_RECORDS FOR THIS TASK_.
************

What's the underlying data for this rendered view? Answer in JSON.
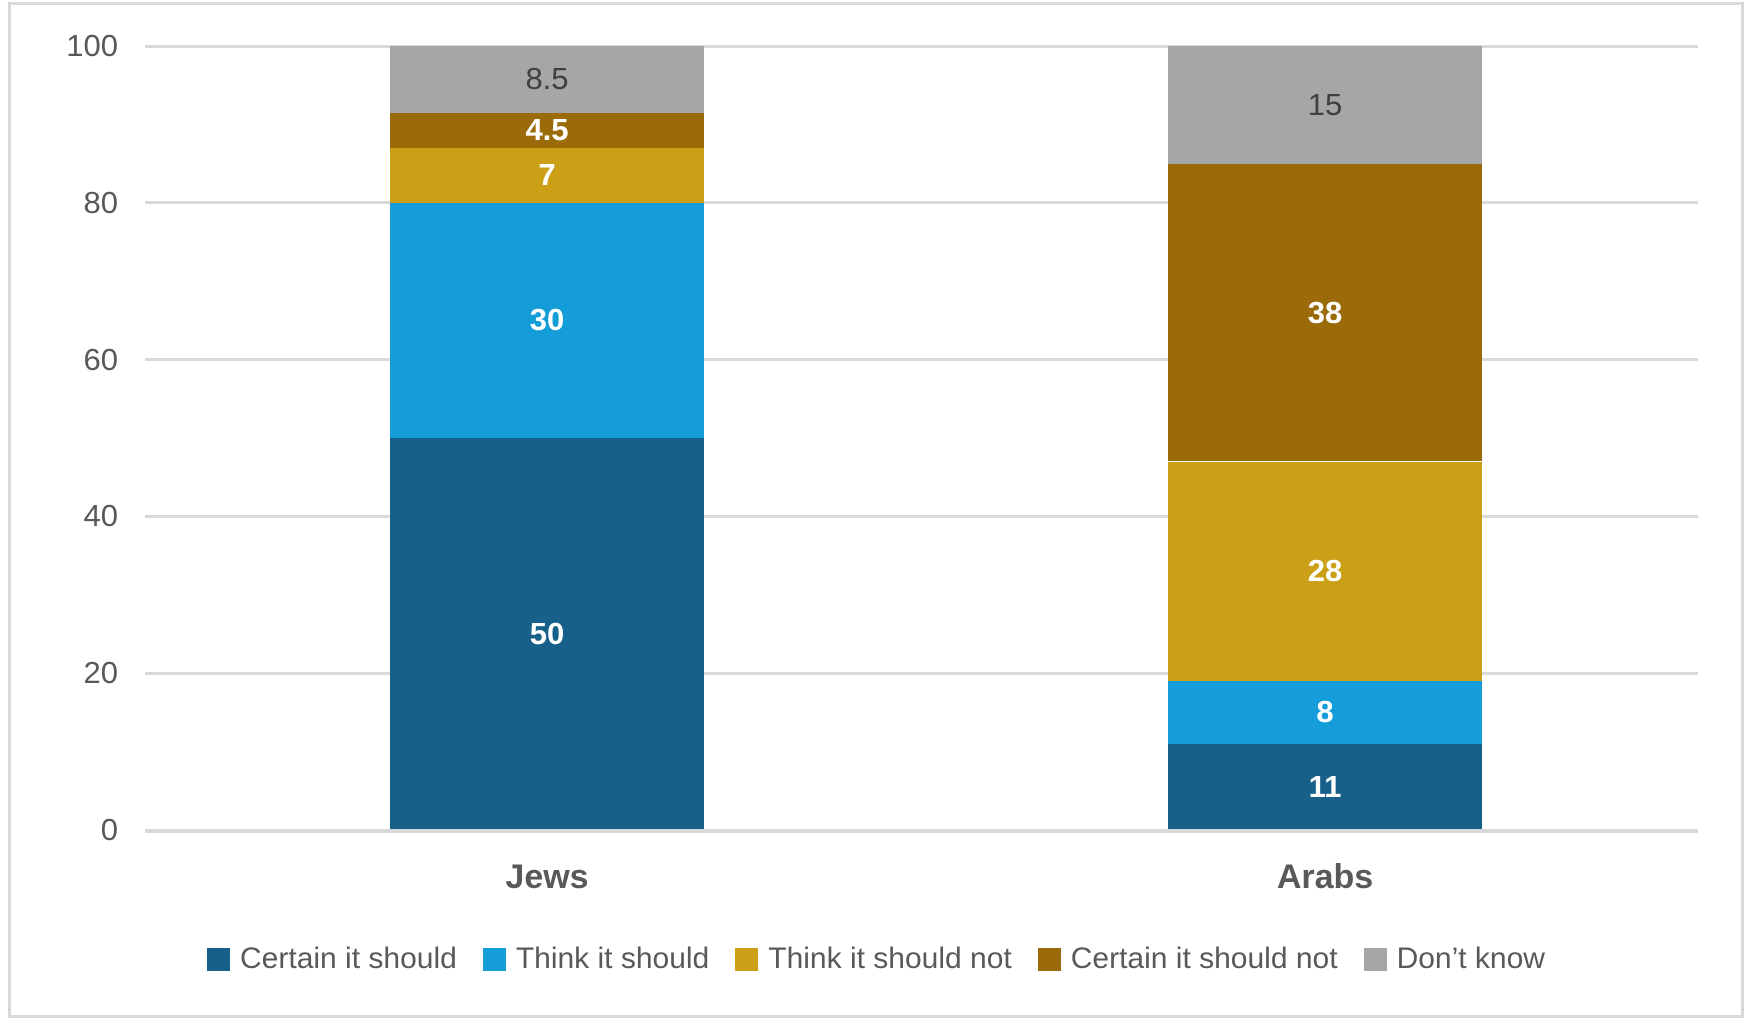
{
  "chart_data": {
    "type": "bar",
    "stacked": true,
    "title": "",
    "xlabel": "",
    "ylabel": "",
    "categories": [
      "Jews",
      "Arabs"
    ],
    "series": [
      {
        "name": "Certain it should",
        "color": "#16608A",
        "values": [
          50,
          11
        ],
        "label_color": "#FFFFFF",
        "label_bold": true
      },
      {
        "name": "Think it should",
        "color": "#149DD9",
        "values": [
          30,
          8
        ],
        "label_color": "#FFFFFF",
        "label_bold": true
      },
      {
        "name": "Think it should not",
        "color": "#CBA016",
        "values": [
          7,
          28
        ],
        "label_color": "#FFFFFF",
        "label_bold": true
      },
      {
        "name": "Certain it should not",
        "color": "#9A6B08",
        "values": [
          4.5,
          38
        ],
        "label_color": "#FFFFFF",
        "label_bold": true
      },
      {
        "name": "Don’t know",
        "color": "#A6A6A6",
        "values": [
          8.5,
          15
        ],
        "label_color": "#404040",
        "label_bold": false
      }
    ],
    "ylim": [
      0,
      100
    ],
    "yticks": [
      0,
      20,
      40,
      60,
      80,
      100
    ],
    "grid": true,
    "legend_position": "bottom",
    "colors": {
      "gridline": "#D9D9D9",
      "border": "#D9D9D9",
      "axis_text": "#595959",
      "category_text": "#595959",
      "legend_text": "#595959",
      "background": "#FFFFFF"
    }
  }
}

************

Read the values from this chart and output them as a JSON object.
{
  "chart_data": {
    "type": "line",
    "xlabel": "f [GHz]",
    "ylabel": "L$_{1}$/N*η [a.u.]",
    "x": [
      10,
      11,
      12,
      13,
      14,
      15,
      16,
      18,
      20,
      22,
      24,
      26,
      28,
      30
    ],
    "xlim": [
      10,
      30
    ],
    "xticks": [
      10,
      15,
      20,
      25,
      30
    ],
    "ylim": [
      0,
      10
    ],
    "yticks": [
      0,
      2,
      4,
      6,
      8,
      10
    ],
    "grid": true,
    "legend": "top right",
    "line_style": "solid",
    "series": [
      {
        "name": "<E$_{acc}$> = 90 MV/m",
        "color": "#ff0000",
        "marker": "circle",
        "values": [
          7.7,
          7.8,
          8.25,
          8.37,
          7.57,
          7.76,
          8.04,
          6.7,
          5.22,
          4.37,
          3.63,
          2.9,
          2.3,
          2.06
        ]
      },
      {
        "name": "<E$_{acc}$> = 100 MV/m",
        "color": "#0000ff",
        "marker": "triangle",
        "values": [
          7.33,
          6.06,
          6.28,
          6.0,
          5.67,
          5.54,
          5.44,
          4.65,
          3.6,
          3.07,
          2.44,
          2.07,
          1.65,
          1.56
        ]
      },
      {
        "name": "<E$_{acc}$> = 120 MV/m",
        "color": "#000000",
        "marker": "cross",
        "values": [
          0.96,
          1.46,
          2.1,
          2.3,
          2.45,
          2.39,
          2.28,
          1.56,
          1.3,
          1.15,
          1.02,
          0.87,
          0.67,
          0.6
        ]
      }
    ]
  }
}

************

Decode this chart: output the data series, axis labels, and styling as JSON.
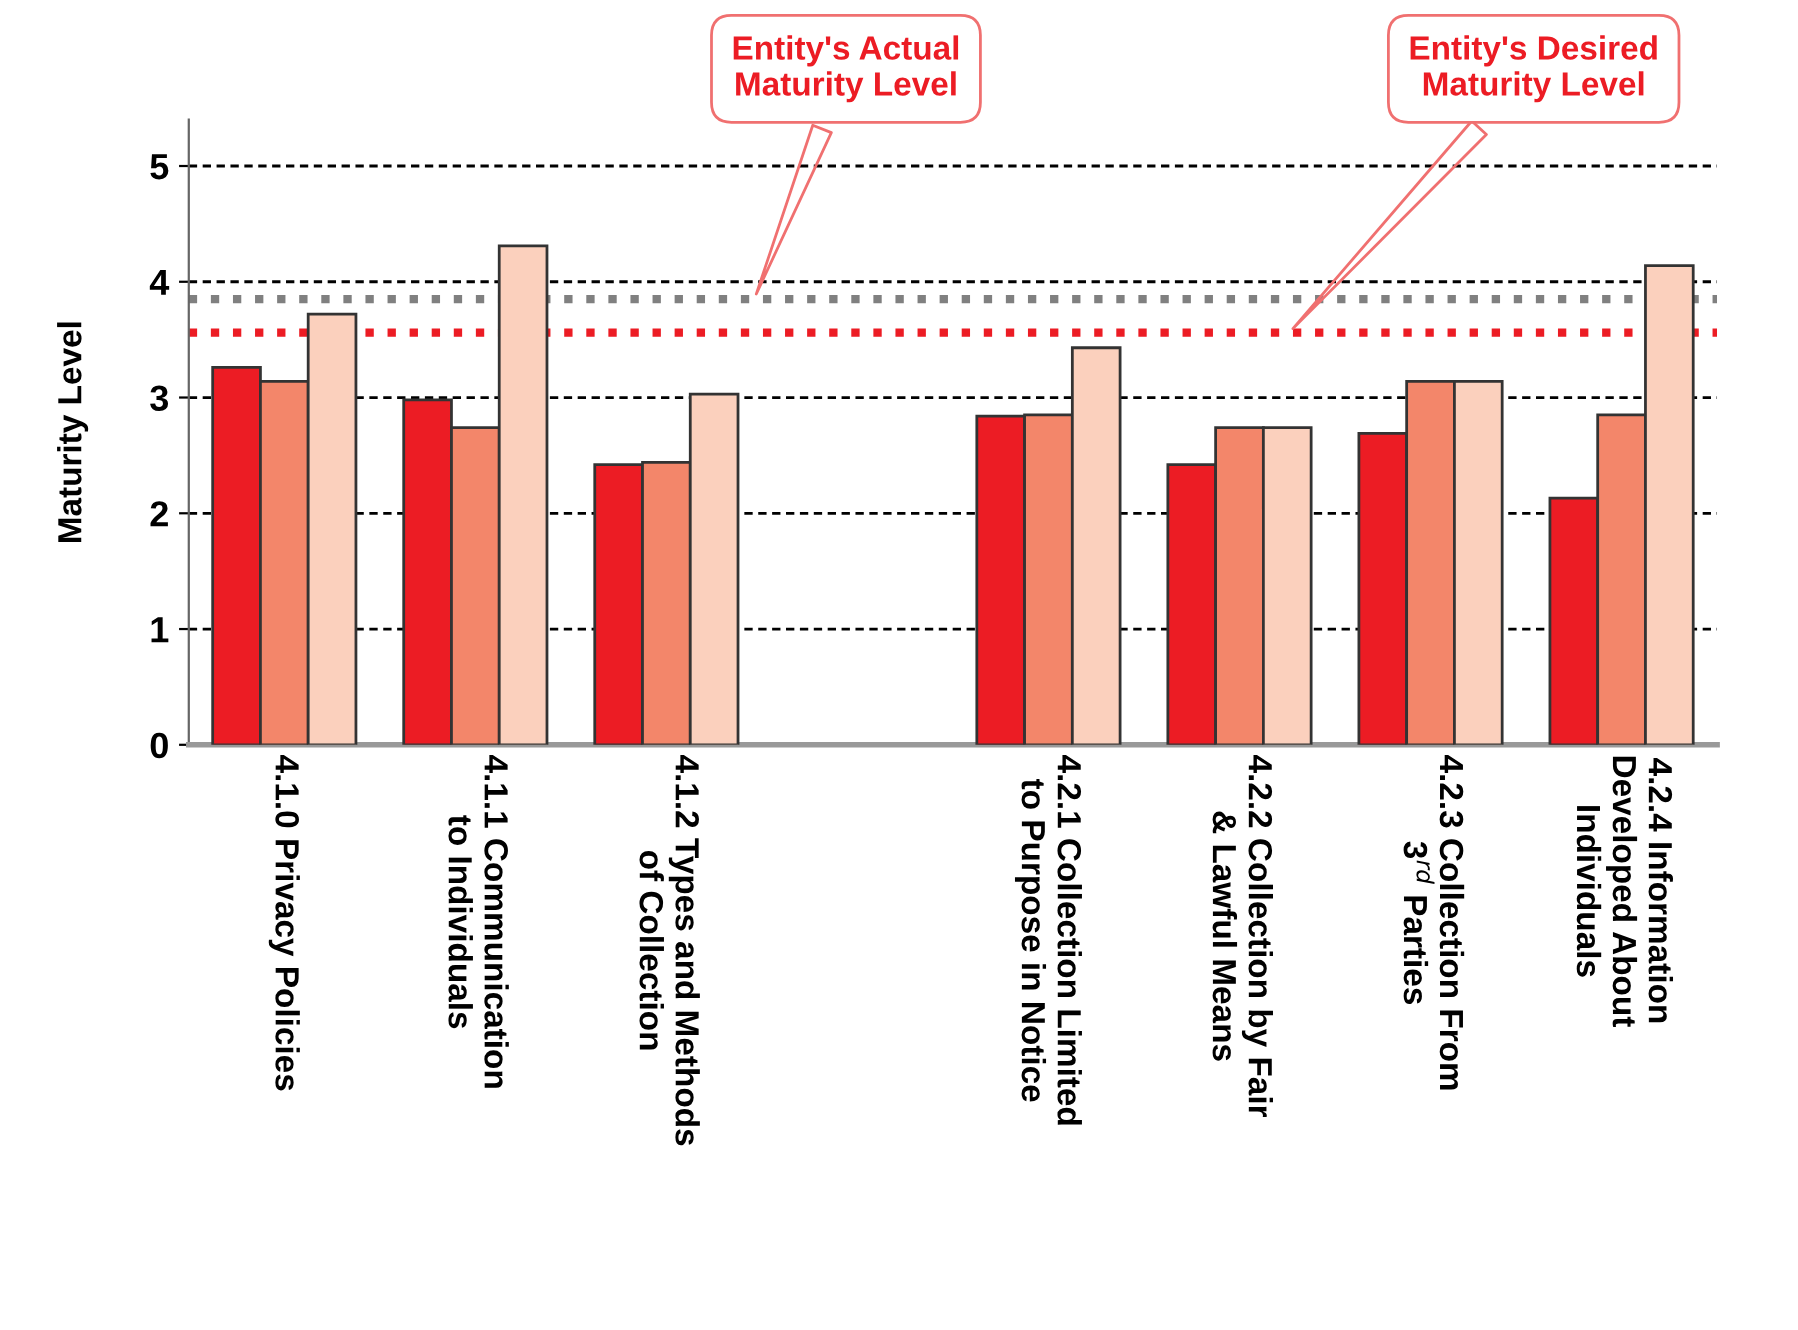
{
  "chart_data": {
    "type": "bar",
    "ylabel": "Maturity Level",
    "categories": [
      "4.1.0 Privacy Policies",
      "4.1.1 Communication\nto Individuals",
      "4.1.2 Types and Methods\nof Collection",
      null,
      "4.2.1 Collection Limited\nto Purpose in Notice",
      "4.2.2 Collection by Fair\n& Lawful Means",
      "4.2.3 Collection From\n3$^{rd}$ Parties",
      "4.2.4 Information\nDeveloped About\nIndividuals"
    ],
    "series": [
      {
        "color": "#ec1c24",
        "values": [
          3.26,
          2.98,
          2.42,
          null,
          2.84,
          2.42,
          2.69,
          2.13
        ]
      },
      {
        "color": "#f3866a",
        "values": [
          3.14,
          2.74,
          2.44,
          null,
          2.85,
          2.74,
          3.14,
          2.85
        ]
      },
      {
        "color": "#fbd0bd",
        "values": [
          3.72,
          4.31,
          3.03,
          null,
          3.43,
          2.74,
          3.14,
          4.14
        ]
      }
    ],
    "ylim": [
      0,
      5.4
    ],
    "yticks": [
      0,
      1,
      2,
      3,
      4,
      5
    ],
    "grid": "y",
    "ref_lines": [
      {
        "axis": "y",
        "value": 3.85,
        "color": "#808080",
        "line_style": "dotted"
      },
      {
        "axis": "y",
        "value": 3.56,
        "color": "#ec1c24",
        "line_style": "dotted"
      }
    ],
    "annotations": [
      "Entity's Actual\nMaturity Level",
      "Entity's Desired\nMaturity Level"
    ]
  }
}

************

_STATED TASK_. Count how many lines above carry the word "should". Only the number is required.

_THE SOLUTION_. 4